Trey Songz singles chronology
| "I Invented Sex" (2009) | "Say Aah" (2010) | "Neighbors Know My Name" (2010) |

Fabolous singles chronology
| "Everything, Everyday, Everywhere" (2009) | "Say Aah" (2009) | "Money Goes, Honey Stay (When the Money Goes Remix)" (2009) |

= Say Aah =

2010 single by Trey Songz featuring Fabolous

"Say Aah" is a song by American singer Trey Songz featuring American rapper Fabolous. The track was written by the two along with Nate Walka, Ronald M. Ferebee Jr., Tony Scales, and Don Correll, with the latter producing it with Troy Taylor and Young Yonny. It was released on January 12, 2010, as the fourth single from Songz's third studio effort, Ready (2009). The song has lyrical content referring to a night of drinking during a birthday celebration, with the title referencing the eponymous phrase said by doctors or dentists to denote a patient's oral treatment.

The song received mostly positive reviews, and became Songz's biggest hit at the time, reaching number nine on the US Billboard Hot 100, his first top ten hit. Additionally, it reached number three on the Hot R&B/Hip-Hop Songs chart, and peaked at sixteen on the Pop Songs chart. The song was later certified Double Platinum in the United States by the RIAA. "Say Aah" became Songz's first song to chart internationally, reaching number forty-three in Canada. The music video features Songz and Fabolous at a club, and serves as a predecessor to the video for "I Invented Sex", also by Songz. The song was nominated for "Viewers' Choice" and "Best Collaboration" at the 2010 BET Awards.

WHAT THE EXERCISE ASKS:
Continue the article on the song "Say Aah" from the point where it stops. The data after this point is separate material, unrelated to the text about the song "Say Aah".

DATA EXCERPTS:
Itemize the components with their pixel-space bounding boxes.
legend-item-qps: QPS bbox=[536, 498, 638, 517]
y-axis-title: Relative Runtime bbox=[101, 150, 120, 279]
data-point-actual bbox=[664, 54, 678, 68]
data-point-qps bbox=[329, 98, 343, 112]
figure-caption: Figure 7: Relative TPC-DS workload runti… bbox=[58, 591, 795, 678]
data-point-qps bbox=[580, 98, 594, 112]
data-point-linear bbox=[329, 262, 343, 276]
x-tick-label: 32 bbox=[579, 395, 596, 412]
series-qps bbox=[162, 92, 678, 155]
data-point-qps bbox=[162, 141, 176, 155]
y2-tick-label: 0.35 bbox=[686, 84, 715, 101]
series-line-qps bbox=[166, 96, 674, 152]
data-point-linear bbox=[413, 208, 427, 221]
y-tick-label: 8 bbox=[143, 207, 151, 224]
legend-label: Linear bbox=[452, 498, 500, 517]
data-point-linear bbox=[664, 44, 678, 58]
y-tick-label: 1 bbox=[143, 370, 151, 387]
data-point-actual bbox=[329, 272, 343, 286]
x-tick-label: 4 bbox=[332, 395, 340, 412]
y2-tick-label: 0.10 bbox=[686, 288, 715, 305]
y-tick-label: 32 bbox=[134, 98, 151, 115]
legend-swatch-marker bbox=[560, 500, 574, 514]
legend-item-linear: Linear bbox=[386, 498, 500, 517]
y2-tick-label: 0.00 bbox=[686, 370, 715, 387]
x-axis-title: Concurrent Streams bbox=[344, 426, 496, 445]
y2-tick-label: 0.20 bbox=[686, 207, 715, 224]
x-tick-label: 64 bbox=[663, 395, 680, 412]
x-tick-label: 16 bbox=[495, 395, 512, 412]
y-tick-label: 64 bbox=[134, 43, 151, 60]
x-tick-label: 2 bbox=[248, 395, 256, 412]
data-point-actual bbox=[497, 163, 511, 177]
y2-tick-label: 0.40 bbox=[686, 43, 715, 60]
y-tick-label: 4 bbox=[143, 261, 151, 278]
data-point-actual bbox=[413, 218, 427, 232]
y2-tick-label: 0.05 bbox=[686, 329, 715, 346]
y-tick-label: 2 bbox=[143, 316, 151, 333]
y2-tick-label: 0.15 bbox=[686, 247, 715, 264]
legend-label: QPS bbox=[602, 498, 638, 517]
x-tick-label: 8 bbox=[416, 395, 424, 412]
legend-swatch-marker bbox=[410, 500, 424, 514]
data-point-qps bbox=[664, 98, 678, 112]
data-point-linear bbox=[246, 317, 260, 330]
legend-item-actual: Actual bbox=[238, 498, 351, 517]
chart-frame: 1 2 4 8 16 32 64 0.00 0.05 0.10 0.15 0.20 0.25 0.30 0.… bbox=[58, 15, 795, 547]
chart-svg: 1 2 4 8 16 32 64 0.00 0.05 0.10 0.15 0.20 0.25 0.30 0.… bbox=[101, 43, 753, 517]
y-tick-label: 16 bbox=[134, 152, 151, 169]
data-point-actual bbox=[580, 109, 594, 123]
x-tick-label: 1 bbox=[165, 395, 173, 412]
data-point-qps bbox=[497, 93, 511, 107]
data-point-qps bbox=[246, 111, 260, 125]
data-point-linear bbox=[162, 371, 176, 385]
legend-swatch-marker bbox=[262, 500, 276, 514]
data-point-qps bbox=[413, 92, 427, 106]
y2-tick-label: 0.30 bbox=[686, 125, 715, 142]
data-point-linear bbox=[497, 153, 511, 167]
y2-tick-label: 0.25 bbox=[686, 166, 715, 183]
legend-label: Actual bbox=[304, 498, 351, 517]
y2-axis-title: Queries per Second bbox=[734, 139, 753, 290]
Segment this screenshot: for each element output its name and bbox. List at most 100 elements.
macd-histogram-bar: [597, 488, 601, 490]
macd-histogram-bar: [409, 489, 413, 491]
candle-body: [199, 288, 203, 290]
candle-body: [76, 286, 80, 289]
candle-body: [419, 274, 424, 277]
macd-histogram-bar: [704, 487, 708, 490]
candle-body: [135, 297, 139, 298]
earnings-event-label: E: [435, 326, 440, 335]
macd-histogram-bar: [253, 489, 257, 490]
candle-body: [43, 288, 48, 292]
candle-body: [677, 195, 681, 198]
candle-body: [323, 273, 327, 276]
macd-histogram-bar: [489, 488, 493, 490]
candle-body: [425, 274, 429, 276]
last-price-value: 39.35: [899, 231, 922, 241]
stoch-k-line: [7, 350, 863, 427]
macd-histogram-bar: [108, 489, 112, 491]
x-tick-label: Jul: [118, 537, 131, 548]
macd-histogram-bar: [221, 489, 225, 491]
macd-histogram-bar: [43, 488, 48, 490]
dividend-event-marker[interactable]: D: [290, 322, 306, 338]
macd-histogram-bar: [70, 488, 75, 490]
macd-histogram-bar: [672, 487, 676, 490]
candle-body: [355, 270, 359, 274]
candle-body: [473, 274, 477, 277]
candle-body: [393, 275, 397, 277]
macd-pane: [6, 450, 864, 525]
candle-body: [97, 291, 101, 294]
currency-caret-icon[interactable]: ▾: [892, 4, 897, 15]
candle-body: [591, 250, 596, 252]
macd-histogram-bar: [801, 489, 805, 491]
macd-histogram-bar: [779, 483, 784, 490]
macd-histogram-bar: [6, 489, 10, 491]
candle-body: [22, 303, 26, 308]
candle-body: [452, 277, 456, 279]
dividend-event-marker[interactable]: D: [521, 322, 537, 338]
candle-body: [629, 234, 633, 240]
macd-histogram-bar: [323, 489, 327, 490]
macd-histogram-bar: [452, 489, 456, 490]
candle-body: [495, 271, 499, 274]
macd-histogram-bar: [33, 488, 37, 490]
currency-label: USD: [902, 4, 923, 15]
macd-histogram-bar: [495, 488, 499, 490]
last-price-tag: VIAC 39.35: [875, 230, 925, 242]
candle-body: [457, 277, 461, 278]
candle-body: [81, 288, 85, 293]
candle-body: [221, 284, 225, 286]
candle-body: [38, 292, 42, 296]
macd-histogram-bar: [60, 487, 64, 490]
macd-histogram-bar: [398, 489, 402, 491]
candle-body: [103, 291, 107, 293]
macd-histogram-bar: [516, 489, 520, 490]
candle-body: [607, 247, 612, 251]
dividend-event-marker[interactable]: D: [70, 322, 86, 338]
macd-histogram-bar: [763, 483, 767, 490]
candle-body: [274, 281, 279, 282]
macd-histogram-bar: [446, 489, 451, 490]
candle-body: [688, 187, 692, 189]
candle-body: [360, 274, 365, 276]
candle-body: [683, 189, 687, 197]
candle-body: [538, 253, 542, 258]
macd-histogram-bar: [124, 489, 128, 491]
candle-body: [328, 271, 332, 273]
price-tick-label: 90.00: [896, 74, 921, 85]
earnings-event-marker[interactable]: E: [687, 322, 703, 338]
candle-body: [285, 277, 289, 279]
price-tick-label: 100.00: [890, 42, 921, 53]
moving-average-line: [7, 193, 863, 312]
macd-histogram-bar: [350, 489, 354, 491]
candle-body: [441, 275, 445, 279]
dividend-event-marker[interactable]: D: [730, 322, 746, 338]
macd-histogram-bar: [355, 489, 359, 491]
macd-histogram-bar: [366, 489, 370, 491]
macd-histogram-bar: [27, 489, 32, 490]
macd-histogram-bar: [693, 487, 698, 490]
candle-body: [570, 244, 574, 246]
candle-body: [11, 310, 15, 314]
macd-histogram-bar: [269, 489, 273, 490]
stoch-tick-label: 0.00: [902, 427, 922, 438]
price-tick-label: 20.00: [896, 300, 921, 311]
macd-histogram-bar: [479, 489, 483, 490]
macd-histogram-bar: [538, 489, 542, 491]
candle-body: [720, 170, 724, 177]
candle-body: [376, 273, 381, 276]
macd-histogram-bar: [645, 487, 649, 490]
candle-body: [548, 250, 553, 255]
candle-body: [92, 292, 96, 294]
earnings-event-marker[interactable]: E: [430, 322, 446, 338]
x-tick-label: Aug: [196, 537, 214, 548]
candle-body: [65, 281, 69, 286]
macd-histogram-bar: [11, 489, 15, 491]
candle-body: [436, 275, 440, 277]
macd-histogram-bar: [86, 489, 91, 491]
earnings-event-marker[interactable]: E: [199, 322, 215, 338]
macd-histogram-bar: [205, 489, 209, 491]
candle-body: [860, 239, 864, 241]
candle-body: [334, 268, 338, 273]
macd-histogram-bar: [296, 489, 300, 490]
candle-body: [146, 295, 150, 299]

RESPONSE TO THIS EXERCISE:
==Background==
Recorded at Atlanta's D2 Music Studios in 2009, "Say Aah" was written by Trey Songz, Fabolous, Nate Walka, Ronald M. Ferebee Jr., and Tony "Chef Tone" Scales. Produced by Young Yonny and Troy Taylor. Taylor himself recorded the song while Jean Marie Horvat mixed the track. According to Songz in an interview with GoWhereHipHop, Fabolous decided to record a verse for track the day Ready was set to be mastered, which was during the week of the release of his fifth studio album Loso's Way. In an August 2009 interview, when asked about Fabolous's appearance on the track Songz insinuated that "Say Aah" would be released as one of the last singles from Ready, calling it "one of the hottest club records to be out next year." The first remix of the song to be released also features American rapper Young Jeezy, while another features fellow American rappers Juelz Santana and Ace Hood. Female rappers Shonie, Trina and Brianna released a "Ladies Remix" to the song in December 2009. R&B singer Teairra Mari released her remix of the song in January 2010.

The title refers to the imperative phrase Say Aah, often said by medical doctors when they want to inspect the mouth cavity of a patient.

==Composition and critical reception==

The song has been referred to as an "indecent behavior anthem" due to its lyrical content. Ken Capobianco of the Boston Globe said that "Say Aah" was one of the "popping tracks" which parent album Ready was built around. Commenting on the song's lyrics, Chris Ryan of MTV Buzzworthy stated that, "Its over-abundance of hooks ('we don't buyyyy no drinks at the bar' being a personal favorite) makes it pretty hard to dislike. And the verse from Brooklyn's Fabolous will bring in even the most hardened of fun-haters." Vibe called the song "the official birthday song of the year", claiming that it was better than Jeremih's "Birthday Sex". The song was nominated for "Viewers' Choice" and "Best Collaboration" at the 2010 BET Awards.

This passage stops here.